Data provided
==*==

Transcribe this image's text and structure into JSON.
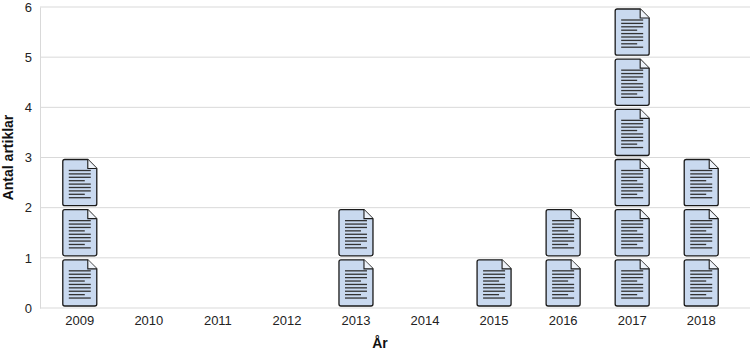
{
  "chart_data": {
    "type": "bar",
    "marker": "document",
    "x_label": "År",
    "y_label": "Antal artiklar",
    "categories": [
      "2009",
      "2010",
      "2011",
      "2012",
      "2013",
      "2014",
      "2015",
      "2016",
      "2017",
      "2018"
    ],
    "values": [
      3,
      0,
      0,
      0,
      2,
      0,
      1,
      2,
      6,
      3
    ],
    "color": "#c9d9ef",
    "ylim": [
      0,
      6
    ],
    "yticks": [
      0,
      1,
      2,
      3,
      4,
      5,
      6
    ],
    "grid": true
  }
}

==*==

Aim of the task
Each entry must be retyped word for word, with every image omitted.

Right answer
Transcribe this image's text and structure into JSON.
{
  "chart_data": {
    "type": "bar",
    "marker": "document",
    "x_label": "År",
    "y_label": "Antal artiklar",
    "categories": [
      "2009",
      "2010",
      "2011",
      "2012",
      "2013",
      "2014",
      "2015",
      "2016",
      "2017",
      "2018"
    ],
    "values": [
      3,
      0,
      0,
      0,
      2,
      0,
      1,
      2,
      6,
      3
    ],
    "color": "#c9d9ef",
    "ylim": [
      0,
      6
    ],
    "yticks": [
      0,
      1,
      2,
      3,
      4,
      5,
      6
    ],
    "grid": true
  }
}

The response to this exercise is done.